** What you have to do **
From the entries below, gather every line containing the string "และท".

══════

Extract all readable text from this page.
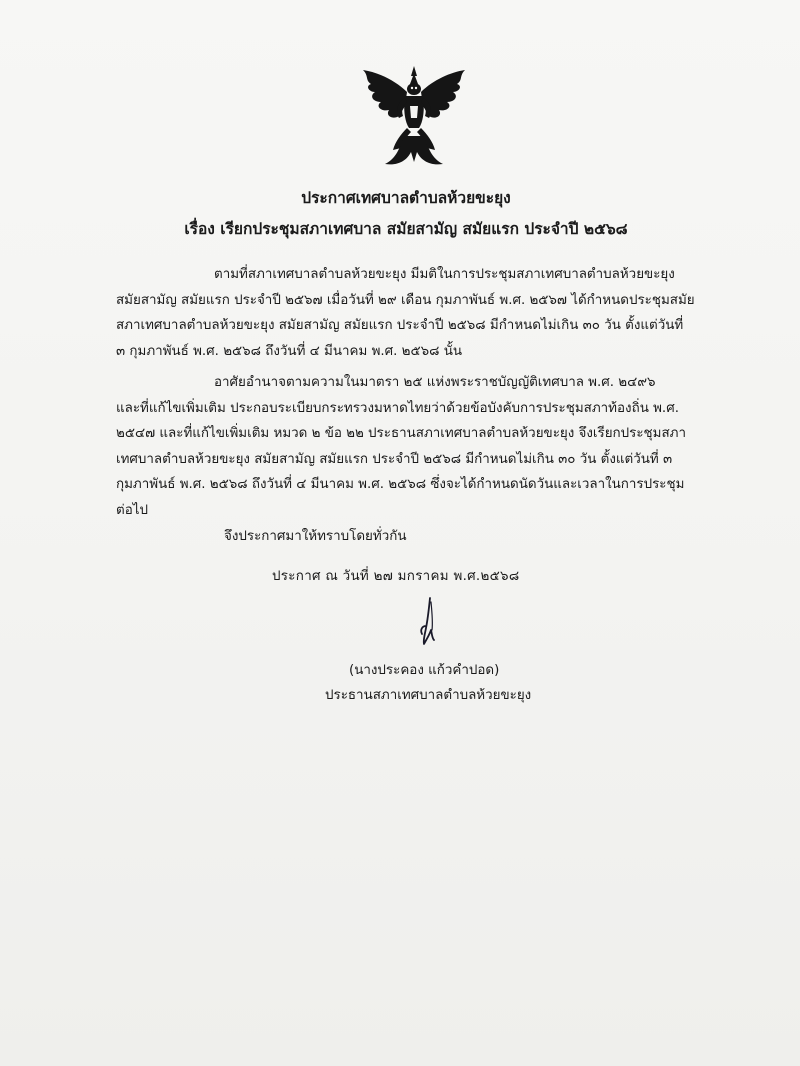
ประกาศเทศบาลตำบลห้วยขะยุง
เรื่อง เรียกประชุมสภาเทศบาล สมัยสามัญ สมัยแรก ประจำปี ๒๕๖๘
ตามที่สภาเทศบาลตำบลห้วยขะยุง มีมติในการประชุมสภาเทศบาลตำบลห้วยขะยุง
สมัยสามัญ สมัยแรก ประจำปี ๒๕๖๗ เมื่อวันที่ ๒๙ เดือน กุมภาพันธ์ พ.ศ. ๒๕๖๗ ได้กำหนดประชุมสมัย
สภาเทศบาลตำบลห้วยขะยุง สมัยสามัญ สมัยแรก ประจำปี ๒๕๖๘ มีกำหนดไม่เกิน ๓๐ วัน ตั้งแต่วันที่
๓ กุมภาพันธ์ พ.ศ. ๒๕๖๘ ถึงวันที่ ๔ มีนาคม พ.ศ. ๒๕๖๘ นั้น
อาศัยอำนาจตามความในมาตรา ๒๕ แห่งพระราชบัญญัติเทศบาล พ.ศ. ๒๔๙๖
และที่แก้ไขเพิ่มเติม ประกอบระเบียบกระทรวงมหาดไทยว่าด้วยข้อบังคับการประชุมสภาท้องถิ่น พ.ศ.
๒๕๔๗ และที่แก้ไขเพิ่มเติม หมวด ๒ ข้อ ๒๒ ประธานสภาเทศบาลตำบลห้วยขะยุง จึงเรียกประชุมสภา
เทศบาลตำบลห้วยขะยุง สมัยสามัญ สมัยแรก ประจำปี ๒๕๖๘ มีกำหนดไม่เกิน ๓๐ วัน ตั้งแต่วันที่ ๓
กุมภาพันธ์ พ.ศ. ๒๕๖๘ ถึงวันที่ ๔ มีนาคม พ.ศ. ๒๕๖๘ ซึ่งจะได้กำหนดนัดวันและเวลาในการประชุม
ต่อไป
จึงประกาศมาให้ทราบโดยทั่วกัน
ประกาศ ณ วันที่ ๒๗ มกราคม พ.ศ.๒๕๖๘
(นางประคอง แก้วคำปอด)
ประธานสภาเทศบาลตำบลห้วยขะยุง
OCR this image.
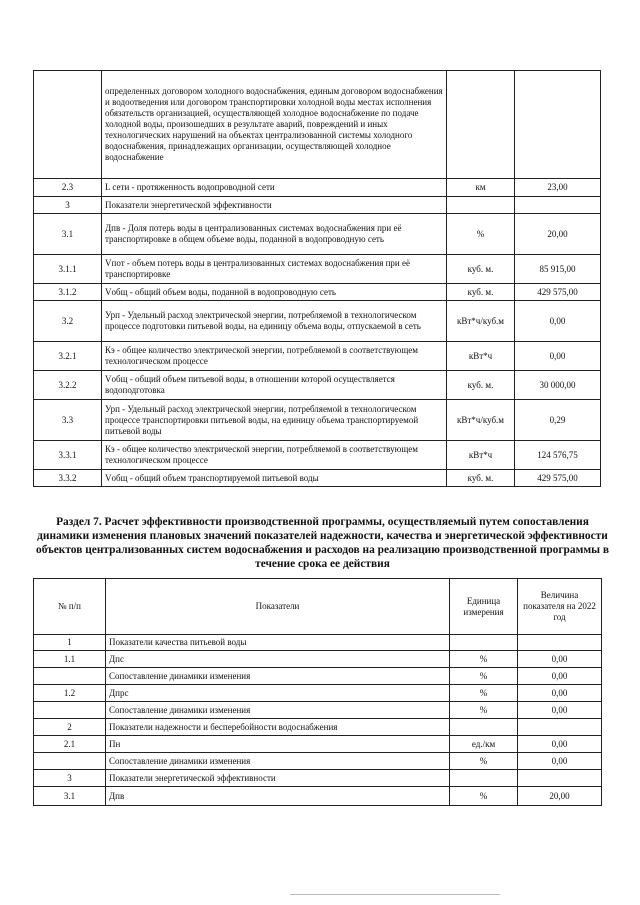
	определенных договором холодного водоснабжения, единым договором водоснабжения и водоотведения или договором транспортировки холодной воды местах исполнения обязательств организацией, осуществляющей холодное водоснабжение по подаче холодной воды, произошедших в результате аварий, повреждений и иных технологических нарушений на объектах централизованной системы холодного водоснабжения, принадлежащих организации, осуществляющей холодное водоснабжение		
2.3	L сети - протяженность водопроводной сети	км	23,00
3	Показатели энергетической эффективности		
3.1	Дпв - Доля потерь воды в централизованных системах водоснабжения при её транспортировке в общем объеме воды, поданной в водопроводную сеть	%	20,00
3.1.1	Vпот - объем потерь воды в централизованных системах водоснабжения при её транспортировке	куб. м.	85 915,00
3.1.2	Vобщ - общий объем воды, поданной в водопроводную сеть	куб. м.	429 575,00
3.2	Урп - Удельный расход электрической энергии, потребляемой в технологическом процессе подготовки питьевой воды, на единицу объема воды, отпускаемой в сеть	кВт*ч/куб.м	0,00
3.2.1	Кэ - общее количество электрической энергии, потребляемой в соответствующем технологическом процессе	кВт*ч	0,00
3.2.2	Vобщ - общий объем питьевой воды, в отношении которой осуществляется водоподготовка	куб. м.	30 000,00
3.3	Урп - Удельный расход электрической энергии, потребляемой в технологическом процессе транспортировки питьевой воды, на единицу объема транспортируемой питьевой воды	кВт*ч/куб.м	0,29
3.3.1	Кэ - общее количество электрической энергии, потребляемой в соответствующем технологическом процессе	кВт*ч	124 576,75
3.3.2	Vобщ - общий объем транспортируемой питьевой воды	куб. м.	429 575,00
Раздел 7. Расчет эффективности производственной программы, осуществляемый путем сопоставления динамики изменения плановых значений показателей надежности, качества и энергетической эффективности объектов централизованных систем водоснабжения и расходов на реализацию производственной программы в течение срока ее действия
№ п/п	Показатели	Единица измерения	Величина показателя на 2022 год
1	Показатели качества питьевой воды		
1.1	Дпс	%	0,00
	Сопоставление динамики изменения	%	0,00
1.2	Дпрс	%	0,00
	Сопоставление динамики изменения	%	0,00
2	Показатели надежности и бесперебойности водоснабжения		
2.1	Пн	ед./км	0,00
	Сопоставление динамики изменения	%	0,00
3	Показатели энергетической эффективности		
3.1	Дпв	%	20,00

══════

** Problem solution **
และที่แก้ไขเพิ่มเติม ประกอบระเบียบกระทรวงมหาดไทยว่าด้วยข้อบังคับการประชุมสภาท้องถิ่น พ.ศ.
๒๕๔๗ และที่แก้ไขเพิ่มเติม หมวด ๒ ข้อ ๒๒ ประธานสภาเทศบาลตำบลห้วยขะยุง จึงเรียกประชุมสภา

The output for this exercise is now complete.